Task details: Wherever a line holds the string "Speed", copy that line.

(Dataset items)

● ● ●

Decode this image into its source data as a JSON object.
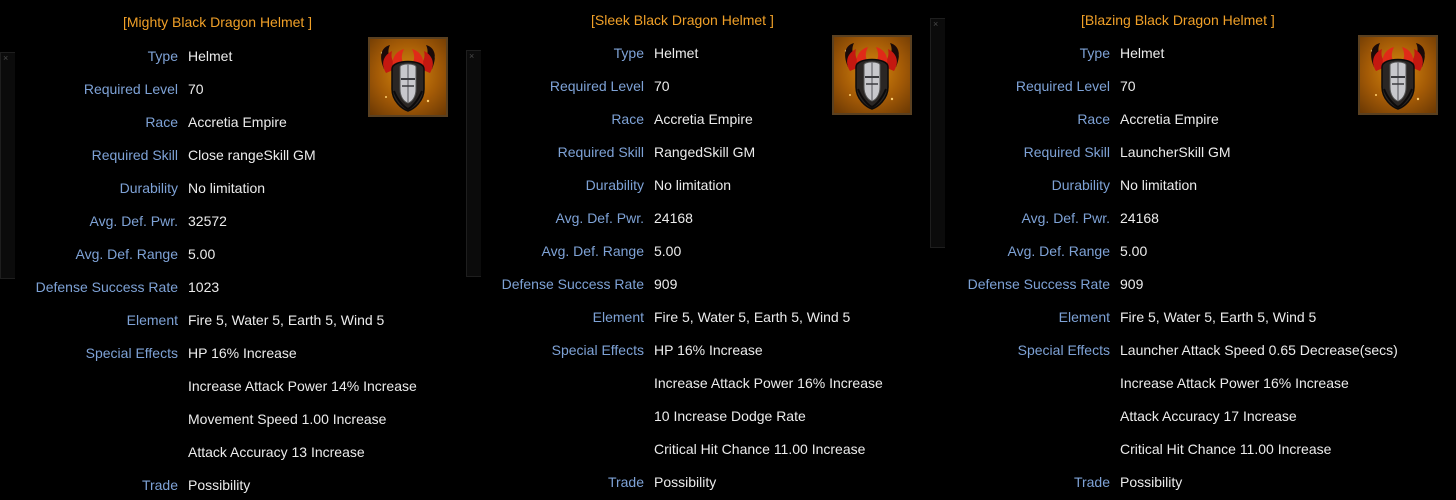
{
  "colors": {
    "background": "#000000",
    "title": "#f0a028",
    "label": "#7ea2d6",
    "value": "#ececec",
    "icon_bg": "#c07010"
  },
  "items": [
    {
      "title": "[Mighty Black Dragon Helmet ]",
      "icon": "black-dragon-helmet-icon",
      "rows": [
        {
          "label": "Type",
          "value": "Helmet"
        },
        {
          "label": "Required Level",
          "value": "70"
        },
        {
          "label": "Race",
          "value": "Accretia Empire"
        },
        {
          "label": "Required Skill",
          "value": "Close rangeSkill GM"
        },
        {
          "label": "Durability",
          "value": "No limitation"
        },
        {
          "label": "Avg. Def. Pwr.",
          "value": "32572"
        },
        {
          "label": "Avg. Def. Range",
          "value": "5.00"
        },
        {
          "label": "Defense Success Rate",
          "value": "1023"
        },
        {
          "label": "Element",
          "value": "Fire 5, Water 5, Earth 5, Wind 5"
        },
        {
          "label": "Special Effects",
          "value": "HP 16% Increase"
        },
        {
          "label": "",
          "value": "Increase Attack Power 14% Increase"
        },
        {
          "label": "",
          "value": "Movement Speed 1.00 Increase"
        },
        {
          "label": "",
          "value": "Attack Accuracy 13 Increase"
        },
        {
          "label": "Trade",
          "value": "Possibility"
        }
      ]
    },
    {
      "title": "[Sleek Black Dragon Helmet ]",
      "icon": "black-dragon-helmet-icon",
      "rows": [
        {
          "label": "Type",
          "value": "Helmet"
        },
        {
          "label": "Required Level",
          "value": "70"
        },
        {
          "label": "Race",
          "value": "Accretia Empire"
        },
        {
          "label": "Required Skill",
          "value": "RangedSkill GM"
        },
        {
          "label": "Durability",
          "value": "No limitation"
        },
        {
          "label": "Avg. Def. Pwr.",
          "value": "24168"
        },
        {
          "label": "Avg. Def. Range",
          "value": "5.00"
        },
        {
          "label": "Defense Success Rate",
          "value": "909"
        },
        {
          "label": "Element",
          "value": "Fire 5, Water 5, Earth 5, Wind 5"
        },
        {
          "label": "Special Effects",
          "value": "HP 16% Increase"
        },
        {
          "label": "",
          "value": "Increase Attack Power 16% Increase"
        },
        {
          "label": "",
          "value": "10 Increase Dodge Rate"
        },
        {
          "label": "",
          "value": "Critical Hit Chance 11.00 Increase"
        },
        {
          "label": "Trade",
          "value": "Possibility"
        }
      ]
    },
    {
      "title": "[Blazing Black Dragon Helmet ]",
      "icon": "black-dragon-helmet-icon",
      "rows": [
        {
          "label": "Type",
          "value": "Helmet"
        },
        {
          "label": "Required Level",
          "value": "70"
        },
        {
          "label": "Race",
          "value": "Accretia Empire"
        },
        {
          "label": "Required Skill",
          "value": "LauncherSkill GM"
        },
        {
          "label": "Durability",
          "value": "No limitation"
        },
        {
          "label": "Avg. Def. Pwr.",
          "value": "24168"
        },
        {
          "label": "Avg. Def. Range",
          "value": "5.00"
        },
        {
          "label": "Defense Success Rate",
          "value": "909"
        },
        {
          "label": "Element",
          "value": "Fire 5, Water 5, Earth 5, Wind 5"
        },
        {
          "label": "Special Effects",
          "value": "Launcher Attack Speed 0.65 Decrease(secs)"
        },
        {
          "label": "",
          "value": "Increase Attack Power 16% Increase"
        },
        {
          "label": "",
          "value": "Attack Accuracy 17 Increase"
        },
        {
          "label": "",
          "value": "Critical Hit Chance 11.00 Increase"
        },
        {
          "label": "Trade",
          "value": "Possibility"
        }
      ]
    }
  ]
}
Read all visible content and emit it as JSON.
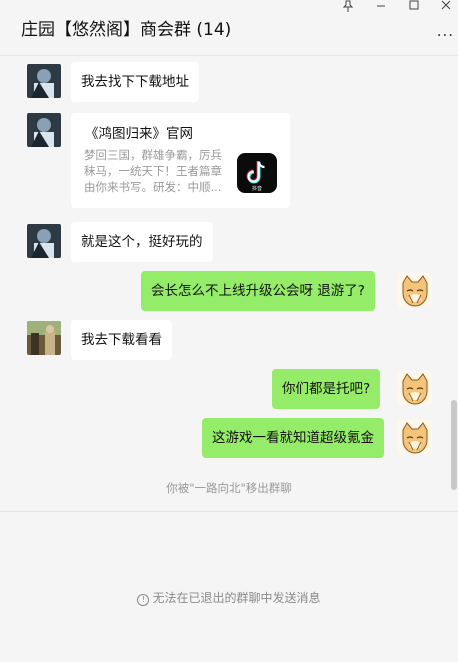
{
  "header": {
    "title": "庄园【悠然阁】商会群 (14)",
    "pin_icon": "pin-icon",
    "minimize_icon": "minimize-icon",
    "maximize_icon": "maximize-icon",
    "close_icon": "close-icon",
    "more_label": "..."
  },
  "messages": [
    {
      "side": "left",
      "text": "我去找下下载地址"
    },
    {
      "side": "left",
      "type": "card",
      "title": "《鸿图归来》官网",
      "desc": "梦回三国，群雄争霸，厉兵秣马，一统天下！王者篇章由你来书写。研发：中顺...",
      "icon": "tiktok-icon",
      "icon_label": "抖音"
    },
    {
      "side": "left",
      "text": "就是这个，挺好玩的"
    },
    {
      "side": "right",
      "text": "会长怎么不上线升级公会呀 退游了?"
    },
    {
      "side": "left",
      "text": "我去下载看看"
    },
    {
      "side": "right",
      "text": "你们都是托吧?"
    },
    {
      "side": "right",
      "text": "这游戏一看就知道超级氪金"
    }
  ],
  "system_message": "你被\"一路向北\"移出群聊",
  "footer": {
    "notice": "无法在已退出的群聊中发送消息",
    "notice_icon": "info-icon"
  },
  "colors": {
    "background": "#f5f5f5",
    "bubble_left": "#ffffff",
    "bubble_right": "#95ec69"
  }
}
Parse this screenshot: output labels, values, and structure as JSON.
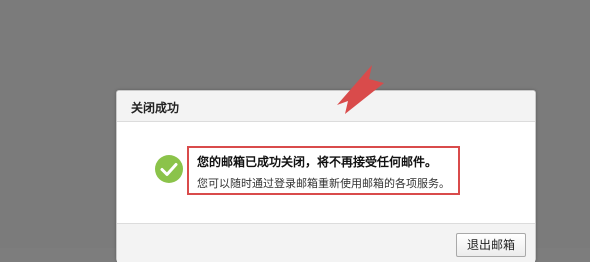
{
  "dialog": {
    "title": "关闭成功",
    "message_main": "您的邮箱已成功关闭，将不再接受任何邮件。",
    "message_sub": "您可以随时通过登录邮箱重新使用邮箱的各项服务。",
    "exit_button_label": "退出邮箱"
  },
  "icons": {
    "success": "check-circle-icon",
    "annotation": "red-arrow-icon"
  },
  "colors": {
    "overlay": "#7b7b7b",
    "success_green": "#8bc34a",
    "annotation_red": "#d94b4b"
  }
}
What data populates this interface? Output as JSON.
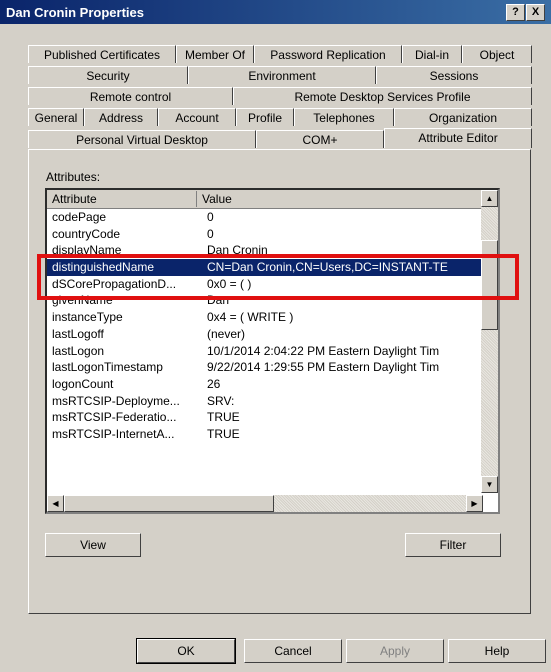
{
  "window": {
    "title": "Dan Cronin Properties",
    "help_glyph": "?",
    "close_glyph": "X"
  },
  "tabs": {
    "row1": [
      "Published Certificates",
      "Member Of",
      "Password Replication",
      "Dial-in",
      "Object"
    ],
    "row2": [
      "Security",
      "Environment",
      "Sessions"
    ],
    "row3": [
      "Remote control",
      "Remote Desktop Services Profile"
    ],
    "row4": [
      "General",
      "Address",
      "Account",
      "Profile",
      "Telephones",
      "Organization"
    ],
    "row5": [
      "Personal Virtual Desktop",
      "COM+",
      "Attribute Editor"
    ]
  },
  "attributes": {
    "label": "Attributes:",
    "columns": {
      "attribute": "Attribute",
      "value": "Value"
    },
    "rows": [
      {
        "name": "codePage",
        "value": "0"
      },
      {
        "name": "countryCode",
        "value": "0"
      },
      {
        "name": "displayName",
        "value": "Dan Cronin"
      },
      {
        "name": "distinguishedName",
        "value": "CN=Dan Cronin,CN=Users,DC=INSTANT-TE"
      },
      {
        "name": "dSCorePropagationD...",
        "value": "0x0 = ( )"
      },
      {
        "name": "givenName",
        "value": "Dan"
      },
      {
        "name": "instanceType",
        "value": "0x4 = ( WRITE )"
      },
      {
        "name": "lastLogoff",
        "value": "(never)"
      },
      {
        "name": "lastLogon",
        "value": "10/1/2014 2:04:22 PM Eastern Daylight Tim"
      },
      {
        "name": "lastLogonTimestamp",
        "value": "9/22/2014 1:29:55 PM Eastern Daylight Tim"
      },
      {
        "name": "logonCount",
        "value": "26"
      },
      {
        "name": "msRTCSIP-Deployme...",
        "value": "SRV:"
      },
      {
        "name": "msRTCSIP-Federatio...",
        "value": "TRUE"
      },
      {
        "name": "msRTCSIP-InternetA...",
        "value": "TRUE"
      }
    ],
    "selected_row": "distinguishedName"
  },
  "buttons": {
    "view": "View",
    "filter": "Filter",
    "ok": "OK",
    "cancel": "Cancel",
    "apply": "Apply",
    "help": "Help"
  },
  "colors": {
    "highlight_box": "#e01010",
    "selection": "#0a246a"
  },
  "icons": {
    "scroll_up": "▲",
    "scroll_down": "▼",
    "scroll_left": "◀",
    "scroll_right": "▶"
  }
}
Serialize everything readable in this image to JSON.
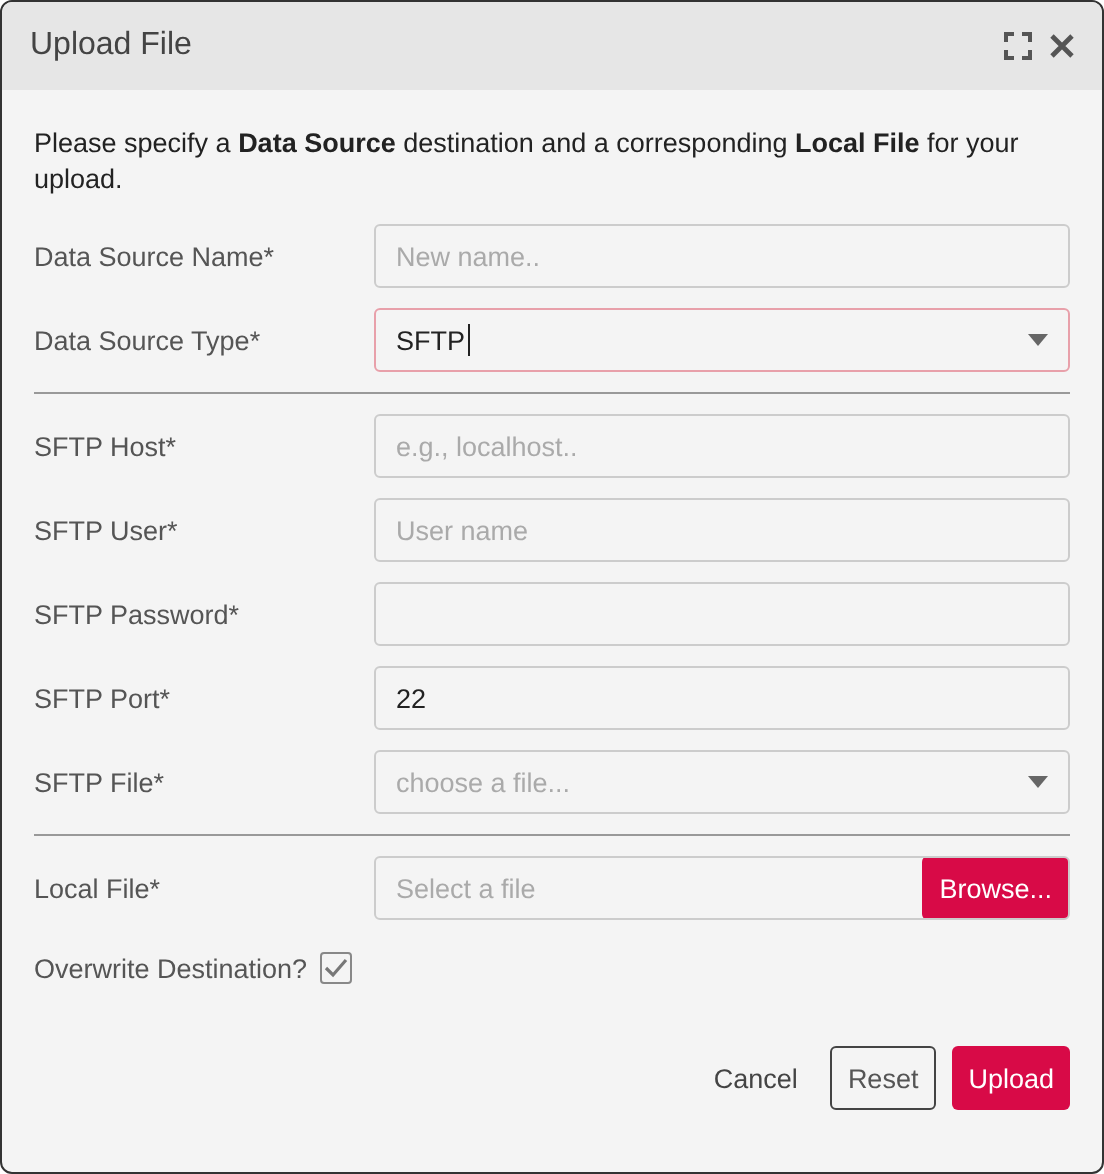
{
  "window": {
    "title": "Upload File"
  },
  "intro": "Please specify a **Data Source** destination and a corresponding **Local File** for your upload.",
  "sections": [
    {
      "fields": [
        {
          "label": "Data Source Name*",
          "kind": "text",
          "placeholder": "New name..",
          "focused": false
        },
        {
          "label": "Data Source Type*",
          "kind": "select",
          "value": "SFTP",
          "focused": true
        }
      ]
    },
    {
      "fields": [
        {
          "label": "SFTP Host*",
          "kind": "text",
          "placeholder": "e.g., localhost..",
          "focused": false
        },
        {
          "label": "SFTP User*",
          "kind": "text",
          "placeholder": "User name",
          "focused": false
        },
        {
          "label": "SFTP Password*",
          "kind": "password",
          "focused": false
        },
        {
          "label": "SFTP Port*",
          "kind": "text",
          "value": "22",
          "focused": false
        },
        {
          "label": "SFTP File*",
          "kind": "select",
          "placeholder": "choose a file...",
          "focused": false
        }
      ]
    },
    {
      "fields": [
        {
          "label": "Local File*",
          "kind": "file",
          "placeholder": "Select a file",
          "button": "Browse...",
          "focused": false
        }
      ]
    }
  ],
  "overwrite": {
    "label": "Overwrite Destination?",
    "checked": true
  },
  "buttons": [
    {
      "label": "Cancel",
      "kind": "text"
    },
    {
      "label": "Reset",
      "kind": "outline"
    },
    {
      "label": "Upload",
      "kind": "primary"
    }
  ]
}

● ● ●

Problem solution:
          "value": "Movement Speed 1.00 Increase"
          "value": "Launcher Attack Speed 0.65 Decrease(secs)"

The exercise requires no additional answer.